**TASK TO CARRY OUT**: The data must be returned in full and exactly as given.

**DATA FOR THIS TASK**:
....................
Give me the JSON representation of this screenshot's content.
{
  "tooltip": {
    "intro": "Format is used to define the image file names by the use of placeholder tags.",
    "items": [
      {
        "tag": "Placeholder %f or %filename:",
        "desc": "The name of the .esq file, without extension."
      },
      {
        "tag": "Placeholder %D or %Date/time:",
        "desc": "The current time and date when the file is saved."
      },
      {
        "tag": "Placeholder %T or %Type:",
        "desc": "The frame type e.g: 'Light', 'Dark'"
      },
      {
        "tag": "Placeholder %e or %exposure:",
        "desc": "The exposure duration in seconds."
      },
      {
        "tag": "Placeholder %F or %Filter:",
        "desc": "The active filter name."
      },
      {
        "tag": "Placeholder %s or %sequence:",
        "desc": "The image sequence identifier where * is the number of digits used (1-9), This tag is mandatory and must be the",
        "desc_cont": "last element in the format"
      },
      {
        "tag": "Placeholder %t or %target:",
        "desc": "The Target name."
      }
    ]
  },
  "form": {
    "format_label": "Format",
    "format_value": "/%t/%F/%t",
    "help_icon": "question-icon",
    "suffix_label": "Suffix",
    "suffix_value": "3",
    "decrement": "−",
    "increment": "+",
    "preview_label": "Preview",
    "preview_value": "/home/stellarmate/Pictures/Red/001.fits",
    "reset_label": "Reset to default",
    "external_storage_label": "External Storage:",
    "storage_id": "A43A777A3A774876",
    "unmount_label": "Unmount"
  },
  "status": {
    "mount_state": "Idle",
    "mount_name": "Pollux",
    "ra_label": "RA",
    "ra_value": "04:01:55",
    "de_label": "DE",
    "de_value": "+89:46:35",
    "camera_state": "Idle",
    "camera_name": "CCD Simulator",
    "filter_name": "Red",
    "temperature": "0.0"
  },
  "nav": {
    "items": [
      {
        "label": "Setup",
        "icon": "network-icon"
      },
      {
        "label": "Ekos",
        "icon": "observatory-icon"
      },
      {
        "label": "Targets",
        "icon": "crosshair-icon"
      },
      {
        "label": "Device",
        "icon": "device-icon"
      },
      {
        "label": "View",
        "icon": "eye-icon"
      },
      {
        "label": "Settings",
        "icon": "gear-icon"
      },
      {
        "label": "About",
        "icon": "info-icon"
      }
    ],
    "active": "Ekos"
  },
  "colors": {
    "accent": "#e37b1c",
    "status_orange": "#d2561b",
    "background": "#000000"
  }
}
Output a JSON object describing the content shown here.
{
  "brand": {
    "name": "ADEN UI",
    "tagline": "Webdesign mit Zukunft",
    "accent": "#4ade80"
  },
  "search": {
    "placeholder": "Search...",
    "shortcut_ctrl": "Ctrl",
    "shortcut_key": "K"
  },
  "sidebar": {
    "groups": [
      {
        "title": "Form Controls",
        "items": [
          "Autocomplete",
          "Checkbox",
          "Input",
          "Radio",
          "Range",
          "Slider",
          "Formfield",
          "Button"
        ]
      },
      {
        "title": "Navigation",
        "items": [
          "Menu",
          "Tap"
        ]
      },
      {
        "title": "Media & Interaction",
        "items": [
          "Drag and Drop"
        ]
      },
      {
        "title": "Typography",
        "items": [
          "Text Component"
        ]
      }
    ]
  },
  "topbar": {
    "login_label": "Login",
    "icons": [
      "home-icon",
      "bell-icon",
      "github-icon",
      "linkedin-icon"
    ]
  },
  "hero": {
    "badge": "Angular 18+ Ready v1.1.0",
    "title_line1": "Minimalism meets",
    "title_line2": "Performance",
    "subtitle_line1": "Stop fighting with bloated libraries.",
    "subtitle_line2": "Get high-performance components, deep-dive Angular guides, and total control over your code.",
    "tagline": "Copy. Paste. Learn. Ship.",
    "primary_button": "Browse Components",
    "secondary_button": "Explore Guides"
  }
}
....................
**COMPLETED TASK**:
Give me the JSON representation of this screenshot's content.
{
  "tooltip": {
    "intro": "Format is used to define the image file names by the use of placeholder tags.",
    "items": [
      {
        "tag": "Placeholder %f or %filename:",
        "desc": "The name of the .esq file, without extension."
      },
      {
        "tag": "Placeholder %D or %Date/time:",
        "desc": "The current time and date when the file is saved."
      },
      {
        "tag": "Placeholder %T or %Type:",
        "desc": "The frame type e.g: 'Light', 'Dark'"
      },
      {
        "tag": "Placeholder %e or %exposure:",
        "desc": "The exposure duration in seconds."
      },
      {
        "tag": "Placeholder %F or %Filter:",
        "desc": "The active filter name."
      },
      {
        "tag": "Placeholder %s or %sequence:",
        "desc": "The image sequence identifier where * is the number of digits used (1-9), This tag is mandatory and must be the",
        "desc_cont": "last element in the format"
      },
      {
        "tag": "Placeholder %t or %target:",
        "desc": "The Target name."
      }
    ]
  },
  "form": {
    "format_label": "Format",
    "format_value": "/%t/%F/%t",
    "help_icon": "question-icon",
    "suffix_label": "Suffix",
    "suffix_value": "3",
    "decrement": "−",
    "increment": "+",
    "preview_label": "Preview",
    "preview_value": "/home/stellarmate/Pictures/Red/001.fits",
    "reset_label": "Reset to default",
    "external_storage_label": "External Storage:",
    "storage_id": "A43A777A3A774876",
    "unmount_label": "Unmount"
  },
  "status": {
    "mount_state": "Idle",
    "mount_name": "Pollux",
    "ra_label": "RA",
    "ra_value": "04:01:55",
    "de_label": "DE",
    "de_value": "+89:46:35",
    "camera_state": "Idle",
    "camera_name": "CCD Simulator",
    "filter_name": "Red",
    "temperature": "0.0"
  },
  "nav": {
    "items": [
      {
        "label": "Setup",
        "icon": "network-icon"
      },
      {
        "label": "Ekos",
        "icon": "observatory-icon"
      },
      {
        "label": "Targets",
        "icon": "crosshair-icon"
      },
      {
        "label": "Device",
        "icon": "device-icon"
      },
      {
        "label": "View",
        "icon": "eye-icon"
      },
      {
        "label": "Settings",
        "icon": "gear-icon"
      },
      {
        "label": "About",
        "icon": "info-icon"
      }
    ],
    "active": "Ekos"
  },
  "colors": {
    "accent": "#e37b1c",
    "status_orange": "#d2561b",
    "background": "#000000"
  }
}
Output a JSON object describing the content shown here.
{
  "brand": {
    "name": "ADEN UI",
    "tagline": "Webdesign mit Zukunft",
    "accent": "#4ade80"
  },
  "search": {
    "placeholder": "Search...",
    "shortcut_ctrl": "Ctrl",
    "shortcut_key": "K"
  },
  "sidebar": {
    "groups": [
      {
        "title": "Form Controls",
        "items": [
          "Autocomplete",
          "Checkbox",
          "Input",
          "Radio",
          "Range",
          "Slider",
          "Formfield",
          "Button"
        ]
      },
      {
        "title": "Navigation",
        "items": [
          "Menu",
          "Tap"
        ]
      },
      {
        "title": "Media & Interaction",
        "items": [
          "Drag and Drop"
        ]
      },
      {
        "title": "Typography",
        "items": [
          "Text Component"
        ]
      }
    ]
  },
  "topbar": {
    "login_label": "Login",
    "icons": [
      "home-icon",
      "bell-icon",
      "github-icon",
      "linkedin-icon"
    ]
  },
  "hero": {
    "badge": "Angular 18+ Ready v1.1.0",
    "title_line1": "Minimalism meets",
    "title_line2": "Performance",
    "subtitle_line1": "Stop fighting with bloated libraries.",
    "subtitle_line2": "Get high-performance components, deep-dive Angular guides, and total control over your code.",
    "tagline": "Copy. Paste. Learn. Ship.",
    "primary_button": "Browse Components",
    "secondary_button": "Explore Guides"
  }
}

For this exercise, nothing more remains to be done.